(Information given)
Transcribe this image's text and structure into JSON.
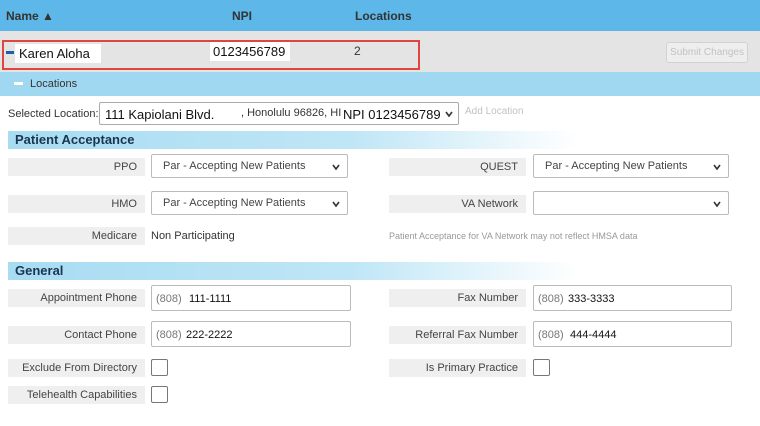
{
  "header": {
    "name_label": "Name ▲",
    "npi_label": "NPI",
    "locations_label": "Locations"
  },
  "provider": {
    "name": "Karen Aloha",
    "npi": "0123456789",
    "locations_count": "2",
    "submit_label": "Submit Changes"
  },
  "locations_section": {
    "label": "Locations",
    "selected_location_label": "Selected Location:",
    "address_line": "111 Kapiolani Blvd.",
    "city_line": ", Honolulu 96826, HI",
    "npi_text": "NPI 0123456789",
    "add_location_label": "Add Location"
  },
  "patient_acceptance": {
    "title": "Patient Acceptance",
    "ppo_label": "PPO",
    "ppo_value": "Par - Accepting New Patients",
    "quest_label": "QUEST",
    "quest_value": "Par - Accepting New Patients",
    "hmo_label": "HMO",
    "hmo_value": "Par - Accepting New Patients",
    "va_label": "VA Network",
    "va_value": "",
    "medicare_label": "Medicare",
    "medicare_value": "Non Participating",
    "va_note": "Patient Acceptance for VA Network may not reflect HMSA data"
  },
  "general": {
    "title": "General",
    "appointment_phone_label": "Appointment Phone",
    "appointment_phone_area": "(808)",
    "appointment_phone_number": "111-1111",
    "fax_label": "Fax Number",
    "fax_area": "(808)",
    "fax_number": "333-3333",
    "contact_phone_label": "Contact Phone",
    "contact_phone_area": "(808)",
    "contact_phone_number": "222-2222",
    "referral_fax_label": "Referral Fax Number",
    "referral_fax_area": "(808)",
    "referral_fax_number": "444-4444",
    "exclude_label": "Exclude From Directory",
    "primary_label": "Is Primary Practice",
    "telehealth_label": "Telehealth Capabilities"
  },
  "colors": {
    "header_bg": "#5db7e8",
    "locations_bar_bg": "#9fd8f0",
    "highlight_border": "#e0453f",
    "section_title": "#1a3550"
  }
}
(End Information given)
(Information given)
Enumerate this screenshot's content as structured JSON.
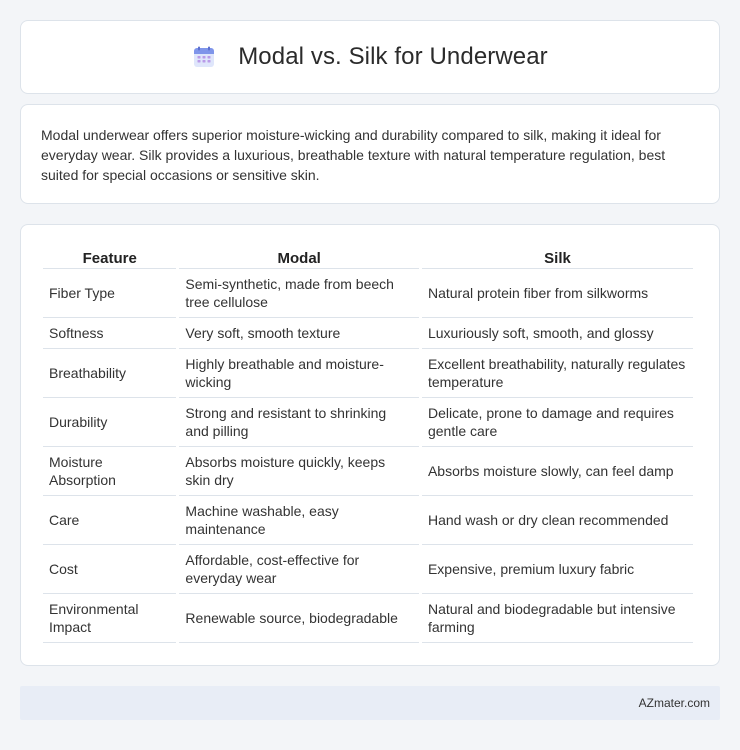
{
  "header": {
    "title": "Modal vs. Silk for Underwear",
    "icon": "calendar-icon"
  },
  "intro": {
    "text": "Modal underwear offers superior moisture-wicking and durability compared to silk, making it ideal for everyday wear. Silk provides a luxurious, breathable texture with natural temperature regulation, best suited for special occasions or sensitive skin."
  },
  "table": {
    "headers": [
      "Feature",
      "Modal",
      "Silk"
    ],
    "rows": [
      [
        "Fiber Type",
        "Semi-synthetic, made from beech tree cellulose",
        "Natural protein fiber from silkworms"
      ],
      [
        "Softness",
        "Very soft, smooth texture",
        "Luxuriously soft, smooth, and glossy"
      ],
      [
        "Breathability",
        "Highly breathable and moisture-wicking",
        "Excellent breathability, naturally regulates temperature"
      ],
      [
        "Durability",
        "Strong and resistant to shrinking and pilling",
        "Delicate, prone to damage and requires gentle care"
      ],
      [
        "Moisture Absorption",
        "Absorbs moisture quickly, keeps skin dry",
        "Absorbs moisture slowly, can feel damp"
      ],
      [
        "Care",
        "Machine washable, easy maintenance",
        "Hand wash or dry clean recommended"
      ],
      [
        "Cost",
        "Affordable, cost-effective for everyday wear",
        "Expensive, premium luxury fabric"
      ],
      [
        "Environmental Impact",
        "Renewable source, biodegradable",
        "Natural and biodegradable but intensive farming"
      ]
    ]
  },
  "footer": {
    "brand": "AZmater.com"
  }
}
(End Information given)
(Information given)
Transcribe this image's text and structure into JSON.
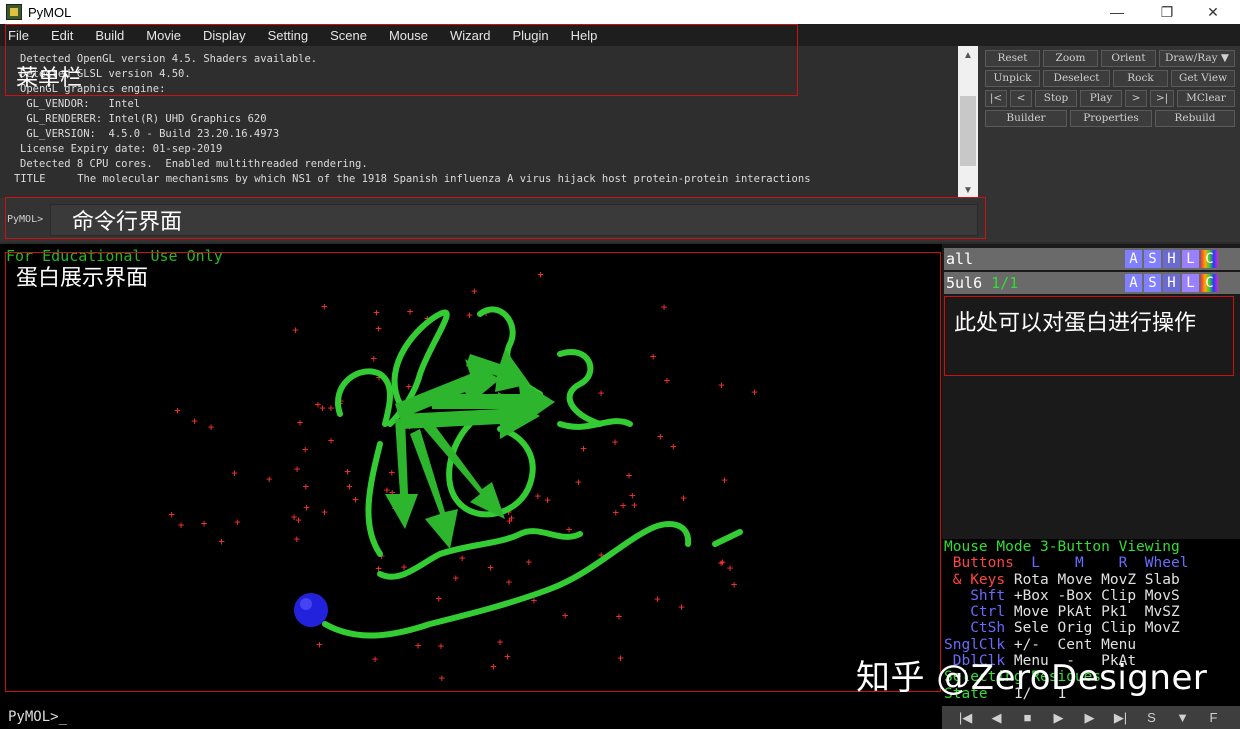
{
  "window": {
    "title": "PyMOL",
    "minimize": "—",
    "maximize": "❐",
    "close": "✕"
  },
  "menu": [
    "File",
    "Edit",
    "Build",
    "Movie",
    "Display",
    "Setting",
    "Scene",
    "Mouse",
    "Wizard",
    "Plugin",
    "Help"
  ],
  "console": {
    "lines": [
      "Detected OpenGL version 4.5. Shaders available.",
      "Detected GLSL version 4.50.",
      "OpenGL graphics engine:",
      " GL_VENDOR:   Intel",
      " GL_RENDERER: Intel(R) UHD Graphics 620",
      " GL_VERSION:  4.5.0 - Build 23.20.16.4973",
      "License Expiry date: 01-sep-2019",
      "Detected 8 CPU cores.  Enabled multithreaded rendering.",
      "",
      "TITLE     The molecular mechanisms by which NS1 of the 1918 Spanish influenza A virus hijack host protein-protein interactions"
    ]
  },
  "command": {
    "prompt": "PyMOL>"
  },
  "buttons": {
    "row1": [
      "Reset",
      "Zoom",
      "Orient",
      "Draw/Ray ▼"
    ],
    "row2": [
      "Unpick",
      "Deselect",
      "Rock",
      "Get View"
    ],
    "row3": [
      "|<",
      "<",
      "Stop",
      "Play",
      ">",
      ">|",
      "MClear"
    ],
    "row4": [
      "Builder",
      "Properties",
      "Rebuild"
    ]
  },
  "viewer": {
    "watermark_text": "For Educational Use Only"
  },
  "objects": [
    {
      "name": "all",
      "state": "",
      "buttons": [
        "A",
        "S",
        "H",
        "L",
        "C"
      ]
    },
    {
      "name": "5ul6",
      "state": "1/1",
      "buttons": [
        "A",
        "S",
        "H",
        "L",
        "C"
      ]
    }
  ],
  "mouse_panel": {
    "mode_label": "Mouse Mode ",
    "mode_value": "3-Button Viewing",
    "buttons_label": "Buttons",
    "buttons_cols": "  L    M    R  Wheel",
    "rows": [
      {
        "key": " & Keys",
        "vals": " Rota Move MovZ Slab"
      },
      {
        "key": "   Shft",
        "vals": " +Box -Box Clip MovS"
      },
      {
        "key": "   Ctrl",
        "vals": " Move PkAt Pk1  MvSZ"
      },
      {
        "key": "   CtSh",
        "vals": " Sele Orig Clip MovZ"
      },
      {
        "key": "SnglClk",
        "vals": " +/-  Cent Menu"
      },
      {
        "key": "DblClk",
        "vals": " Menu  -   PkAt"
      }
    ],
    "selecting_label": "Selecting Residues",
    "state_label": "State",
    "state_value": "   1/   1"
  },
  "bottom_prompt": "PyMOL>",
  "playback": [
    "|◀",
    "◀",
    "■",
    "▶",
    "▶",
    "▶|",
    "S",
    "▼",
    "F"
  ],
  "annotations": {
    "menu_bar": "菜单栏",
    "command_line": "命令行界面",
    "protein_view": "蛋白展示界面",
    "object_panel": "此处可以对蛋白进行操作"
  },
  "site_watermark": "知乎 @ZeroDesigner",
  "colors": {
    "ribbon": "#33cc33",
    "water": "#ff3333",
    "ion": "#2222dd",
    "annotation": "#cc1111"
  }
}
(End Information given)
What is being asked
Check every line above for the string "Intel" and copy those that have it.

The answer
      " GL_VENDOR:   Intel",
      " GL_RENDERER: Intel(R) UHD Graphics 620",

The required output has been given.